GOAL
What follows is a set of records; restate each one word for word and drop the pictures.

DATA SHOWN
==================================================
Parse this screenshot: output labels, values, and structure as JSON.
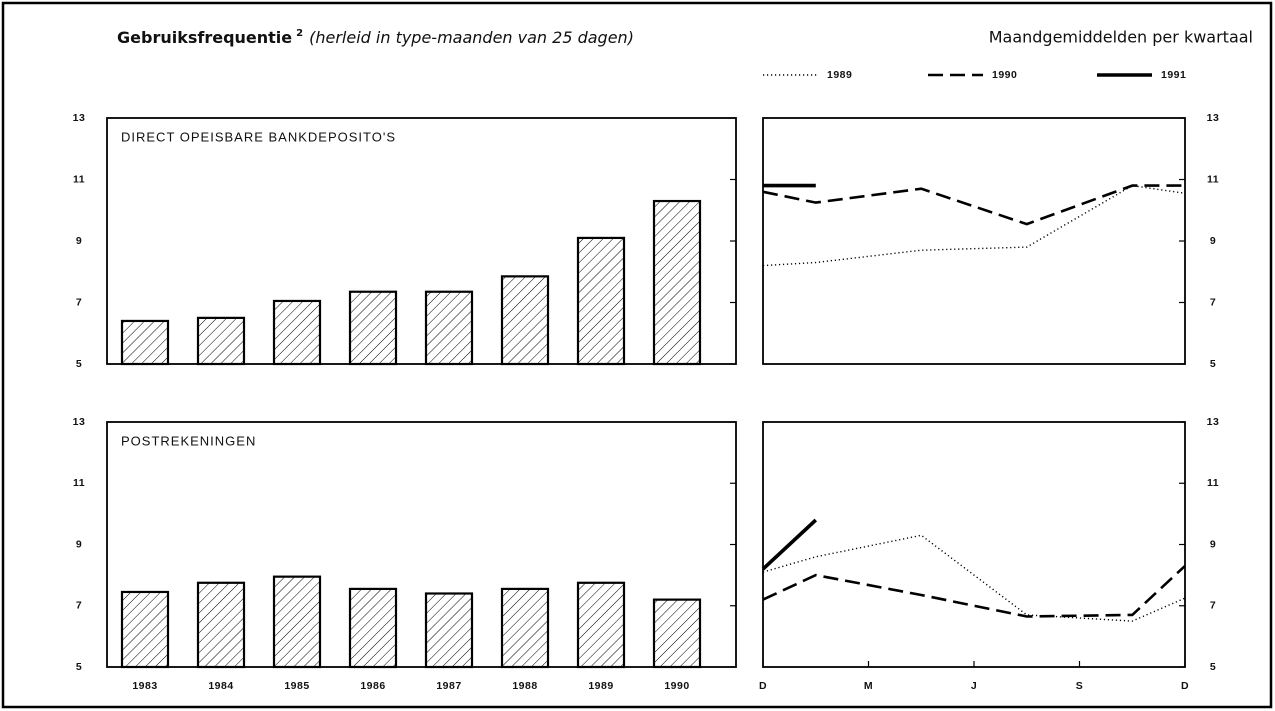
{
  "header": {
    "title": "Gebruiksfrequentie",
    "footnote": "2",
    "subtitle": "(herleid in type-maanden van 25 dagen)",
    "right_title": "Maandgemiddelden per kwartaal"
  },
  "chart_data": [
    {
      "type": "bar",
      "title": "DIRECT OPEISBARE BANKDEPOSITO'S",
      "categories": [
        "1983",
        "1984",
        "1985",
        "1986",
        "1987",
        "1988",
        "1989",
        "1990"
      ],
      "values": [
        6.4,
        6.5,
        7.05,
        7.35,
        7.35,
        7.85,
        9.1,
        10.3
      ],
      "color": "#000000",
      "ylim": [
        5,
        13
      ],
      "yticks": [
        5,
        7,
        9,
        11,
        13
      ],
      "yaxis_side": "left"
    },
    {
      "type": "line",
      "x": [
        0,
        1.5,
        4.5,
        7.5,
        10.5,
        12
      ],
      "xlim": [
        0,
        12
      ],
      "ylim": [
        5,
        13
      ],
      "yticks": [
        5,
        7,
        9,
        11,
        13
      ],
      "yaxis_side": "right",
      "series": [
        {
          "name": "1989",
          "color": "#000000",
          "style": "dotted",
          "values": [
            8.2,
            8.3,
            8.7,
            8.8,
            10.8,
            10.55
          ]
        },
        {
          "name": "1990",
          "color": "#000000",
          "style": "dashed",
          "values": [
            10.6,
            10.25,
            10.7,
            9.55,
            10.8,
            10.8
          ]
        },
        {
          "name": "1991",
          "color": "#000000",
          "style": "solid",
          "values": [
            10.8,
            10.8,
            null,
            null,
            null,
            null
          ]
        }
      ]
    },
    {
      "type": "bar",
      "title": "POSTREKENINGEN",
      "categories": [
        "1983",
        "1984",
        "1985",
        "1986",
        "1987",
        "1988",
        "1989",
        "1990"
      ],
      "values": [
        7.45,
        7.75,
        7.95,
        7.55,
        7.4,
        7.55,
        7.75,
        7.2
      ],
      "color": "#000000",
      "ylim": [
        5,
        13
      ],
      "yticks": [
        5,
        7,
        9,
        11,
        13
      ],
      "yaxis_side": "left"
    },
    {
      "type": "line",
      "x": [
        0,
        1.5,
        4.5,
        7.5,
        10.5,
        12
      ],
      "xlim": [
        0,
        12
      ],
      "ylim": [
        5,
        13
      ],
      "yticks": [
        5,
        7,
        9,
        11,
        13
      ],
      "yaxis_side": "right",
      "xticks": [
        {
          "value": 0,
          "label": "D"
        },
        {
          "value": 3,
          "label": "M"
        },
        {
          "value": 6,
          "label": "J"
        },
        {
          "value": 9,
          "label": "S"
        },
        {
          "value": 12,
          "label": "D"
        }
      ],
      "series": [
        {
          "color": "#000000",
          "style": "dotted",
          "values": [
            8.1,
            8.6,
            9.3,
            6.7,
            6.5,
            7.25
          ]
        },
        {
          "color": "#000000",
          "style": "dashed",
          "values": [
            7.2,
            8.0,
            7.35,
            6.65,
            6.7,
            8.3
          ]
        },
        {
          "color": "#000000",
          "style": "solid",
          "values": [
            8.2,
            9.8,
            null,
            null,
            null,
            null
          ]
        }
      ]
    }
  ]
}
==================================================
SOLUTION TO THIS PROBLEM
Parse this screenshot: output labels, values, and structure as JSON.
{
  "header": {
    "title": "Gebruiksfrequentie",
    "footnote": "2",
    "subtitle": "(herleid in type-maanden van 25 dagen)",
    "right_title": "Maandgemiddelden per kwartaal"
  },
  "chart_data": [
    {
      "type": "bar",
      "title": "DIRECT OPEISBARE BANKDEPOSITO'S",
      "categories": [
        "1983",
        "1984",
        "1985",
        "1986",
        "1987",
        "1988",
        "1989",
        "1990"
      ],
      "values": [
        6.4,
        6.5,
        7.05,
        7.35,
        7.35,
        7.85,
        9.1,
        10.3
      ],
      "color": "#000000",
      "ylim": [
        5,
        13
      ],
      "yticks": [
        5,
        7,
        9,
        11,
        13
      ],
      "yaxis_side": "left"
    },
    {
      "type": "line",
      "x": [
        0,
        1.5,
        4.5,
        7.5,
        10.5,
        12
      ],
      "xlim": [
        0,
        12
      ],
      "ylim": [
        5,
        13
      ],
      "yticks": [
        5,
        7,
        9,
        11,
        13
      ],
      "yaxis_side": "right",
      "series": [
        {
          "name": "1989",
          "color": "#000000",
          "style": "dotted",
          "values": [
            8.2,
            8.3,
            8.7,
            8.8,
            10.8,
            10.55
          ]
        },
        {
          "name": "1990",
          "color": "#000000",
          "style": "dashed",
          "values": [
            10.6,
            10.25,
            10.7,
            9.55,
            10.8,
            10.8
          ]
        },
        {
          "name": "1991",
          "color": "#000000",
          "style": "solid",
          "values": [
            10.8,
            10.8,
            null,
            null,
            null,
            null
          ]
        }
      ]
    },
    {
      "type": "bar",
      "title": "POSTREKENINGEN",
      "categories": [
        "1983",
        "1984",
        "1985",
        "1986",
        "1987",
        "1988",
        "1989",
        "1990"
      ],
      "values": [
        7.45,
        7.75,
        7.95,
        7.55,
        7.4,
        7.55,
        7.75,
        7.2
      ],
      "color": "#000000",
      "ylim": [
        5,
        13
      ],
      "yticks": [
        5,
        7,
        9,
        11,
        13
      ],
      "yaxis_side": "left"
    },
    {
      "type": "line",
      "x": [
        0,
        1.5,
        4.5,
        7.5,
        10.5,
        12
      ],
      "xlim": [
        0,
        12
      ],
      "ylim": [
        5,
        13
      ],
      "yticks": [
        5,
        7,
        9,
        11,
        13
      ],
      "yaxis_side": "right",
      "xticks": [
        {
          "value": 0,
          "label": "D"
        },
        {
          "value": 3,
          "label": "M"
        },
        {
          "value": 6,
          "label": "J"
        },
        {
          "value": 9,
          "label": "S"
        },
        {
          "value": 12,
          "label": "D"
        }
      ],
      "series": [
        {
          "color": "#000000",
          "style": "dotted",
          "values": [
            8.1,
            8.6,
            9.3,
            6.7,
            6.5,
            7.25
          ]
        },
        {
          "color": "#000000",
          "style": "dashed",
          "values": [
            7.2,
            8.0,
            7.35,
            6.65,
            6.7,
            8.3
          ]
        },
        {
          "color": "#000000",
          "style": "solid",
          "values": [
            8.2,
            9.8,
            null,
            null,
            null,
            null
          ]
        }
      ]
    }
  ]
}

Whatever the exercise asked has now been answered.